[Data records]
++++++++

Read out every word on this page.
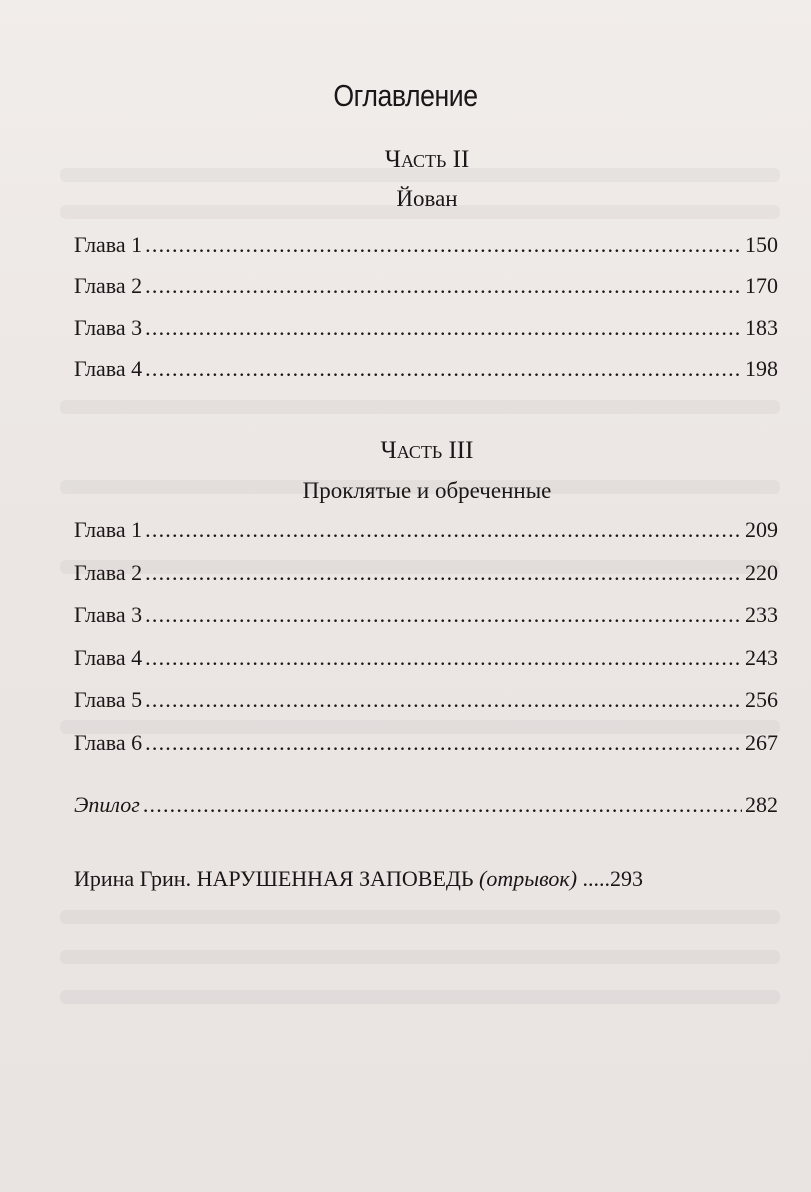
Оглавление
Часть II
Йован
Глава 1 .....	150
Глава 2 .....	170
Глава 3 .....	183
Глава 4 .....	198
Часть III
Проклятые и обреченные
Глава 1 .....	209
Глава 2 .....	220
Глава 3 .....	233
Глава 4 .....	243
Глава 5 .....	256
Глава 6 .....	267
Эпилог .....	282
Ирина Грин. НАРУШЕННАЯ ЗАПОВЕДЬ (отрывок) .....293
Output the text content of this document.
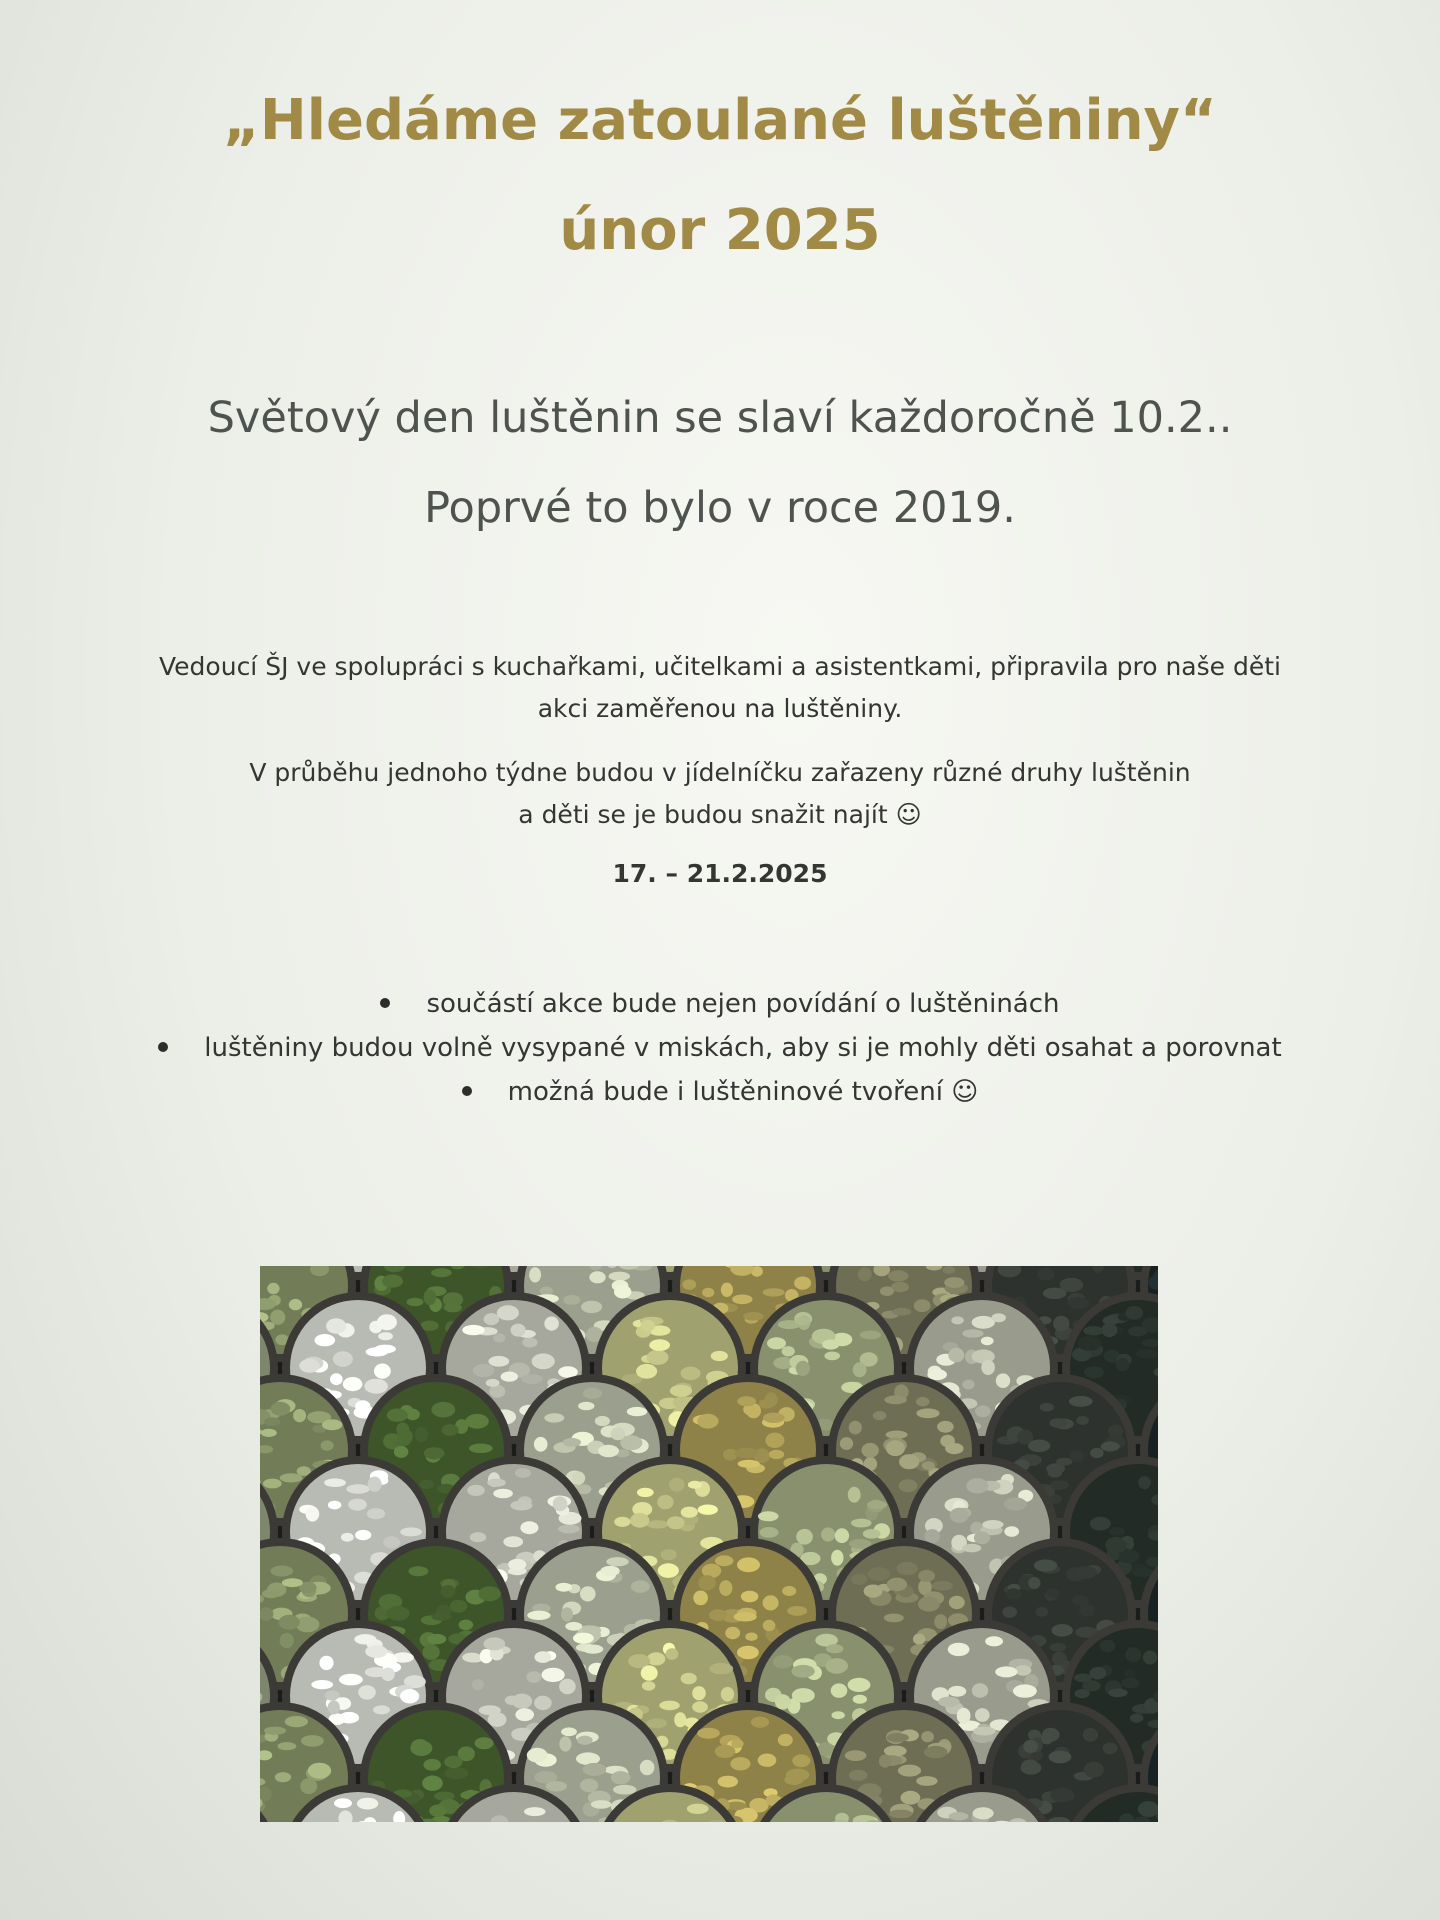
„Hledáme zatoulané luštěniny“
únor 2025

Světový den luštěnin se slaví každoročně 10.2..

Poprvé to bylo v roce 2019.

Vedoucí ŠJ ve spolupráci s kuchařkami, učitelkami a asistentkami, připravila pro naše děti
akci zaměřenou na luštěniny.

V průběhu jednoho týdne budou v jídelníčku zařazeny různé druhy luštěnin
a děti se je budou snažit najít ☺

17. – 21.2.2025

součástí akce bude nejen povídání o luštěninách
luštěniny budou volně vysypané v miskách, aby si je mohly děti osahat a porovnat
možná bude i luštěninové tvoření ☺
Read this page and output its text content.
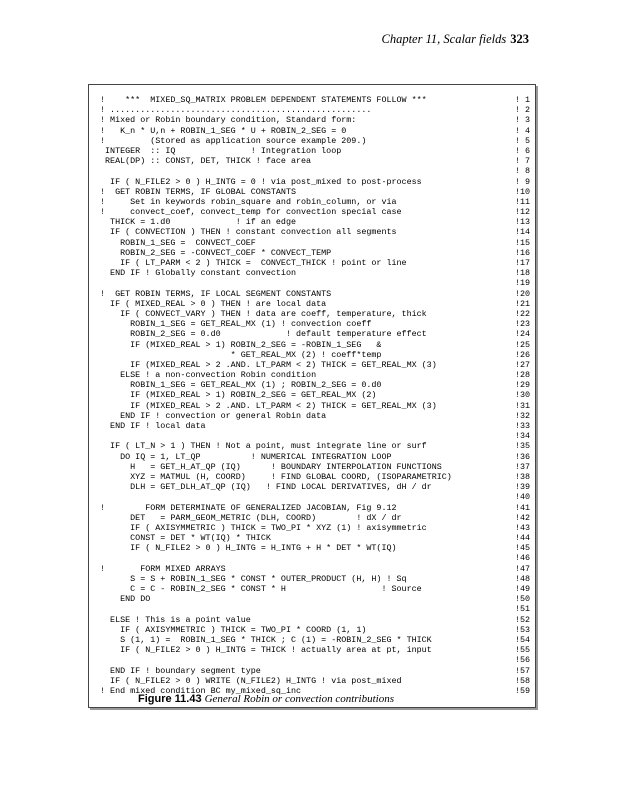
Chapter 11, Scalar fields 323
!    ***  MIXED_SQ_MATRIX PROBLEM DEPENDENT STATEMENTS FOLLOW ***	! 1
! ....................................................	! 2
! Mixed or Robin boundary condition, Standard form:	! 3
!   K_n * U,n + ROBIN_1_SEG * U + ROBIN_2_SEG = 0	! 4
!         (Stored as application source example 209.)	! 5
INTEGER  :: IQ               ! Integration loop	! 6
REAL(DP) :: CONST, DET, THICK ! face area	! 7
! 8
IF ( N_FILE2 > 0 ) H_INTG = 0 ! via post_mixed to post-process	! 9
!  GET ROBIN TERMS, IF GLOBAL CONSTANTS	!10
!     Set in keywords robin_square and robin_column, or via	!11
!     convect_coef, convect_temp for convection special case	!12
THICK = 1.d0             ! if an edge	!13
IF ( CONVECTION ) THEN ! constant convection all segments	!14
ROBIN_1_SEG =  CONVECT_COEF	!15
ROBIN_2_SEG = -CONVECT_COEF * CONVECT_TEMP	!16
IF ( LT_PARM < 2 ) THICK =  CONVECT_THICK ! point or line	!17
END IF ! Globally constant convection	!18
!19
!  GET ROBIN TERMS, IF LOCAL SEGMENT CONSTANTS	!20
IF ( MIXED_REAL > 0 ) THEN ! are local data	!21
IF ( CONVECT_VARY ) THEN ! data are coeff, temperature, thick	!22
ROBIN_1_SEG = GET_REAL_MX (1) ! convection coeff	!23
ROBIN_2_SEG = 0.d0             ! default temperature effect	!24
IF (MIXED_REAL > 1) ROBIN_2_SEG = -ROBIN_1_SEG   &	!25
* GET_REAL_MX (2) ! coeff*temp	!26
IF (MIXED_REAL > 2 .AND. LT_PARM < 2) THICK = GET_REAL_MX (3)	!27
ELSE ! a non-convection Robin condition	!28
ROBIN_1_SEG = GET_REAL_MX (1) ; ROBIN_2_SEG = 0.d0	!29
IF (MIXED_REAL > 1) ROBIN_2_SEG = GET_REAL_MX (2)	!30
IF (MIXED_REAL > 2 .AND. LT_PARM < 2) THICK = GET_REAL_MX (3)	!31
END IF ! convection or general Robin data	!32
END IF ! local data	!33
!34
IF ( LT_N > 1 ) THEN ! Not a point, must integrate line or surf	!35
DO IQ = 1, LT_QP          ! NUMERICAL INTEGRATION LOOP	!36
H   = GET_H_AT_QP (IQ)      ! BOUNDARY INTERPOLATION FUNCTIONS	!37
XYZ = MATMUL (H, COORD)     ! FIND GLOBAL COORD, (ISOPARAMETRIC)	!38
DLH = GET_DLH_AT_QP (IQ)   ! FIND LOCAL DERIVATIVES, dH / dr	!39
!40
!        FORM DETERMINATE OF GENERALIZED JACOBIAN, Fig 9.12	!41
DET   = PARM_GEOM_METRIC (DLH, COORD)        ! dX / dr	!42
IF ( AXISYMMETRIC ) THICK = TWO_PI * XYZ (1) ! axisymmetric	!43
CONST = DET * WT(IQ) * THICK	!44
IF ( N_FILE2 > 0 ) H_INTG = H_INTG + H * DET * WT(IQ)	!45
!46
!       FORM MIXED ARRAYS	!47
S = S + ROBIN_1_SEG * CONST * OUTER_PRODUCT (H, H) ! Sq	!48
C = C - ROBIN_2_SEG * CONST * H                   ! Source	!49
END DO	!50
!51
ELSE ! This is a point value	!52
IF ( AXISYMMETRIC ) THICK = TWO_PI * COORD (1, 1)	!53
S (1, 1) =  ROBIN_1_SEG * THICK ; C (1) = -ROBIN_2_SEG * THICK	!54
IF ( N_FILE2 > 0 ) H_INTG = THICK ! actually area at pt, input	!55
!56
END IF ! boundary segment type	!57
IF ( N_FILE2 > 0 ) WRITE (N_FILE2) H_INTG ! via post_mixed	!58
! End mixed condition BC my_mixed_sq_inc	!59
Figure 11.43 General Robin or convection contributions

++++++++

## Work required:
Find all the lines containing "AXISYMMETRIC" in the material, then copy them.

## Answer to this exercise:
IF ( AXISYMMETRIC ) THICK = TWO_PI * XYZ (1) ! axisymmetric	!43
IF ( AXISYMMETRIC ) THICK = TWO_PI * COORD (1, 1)	!53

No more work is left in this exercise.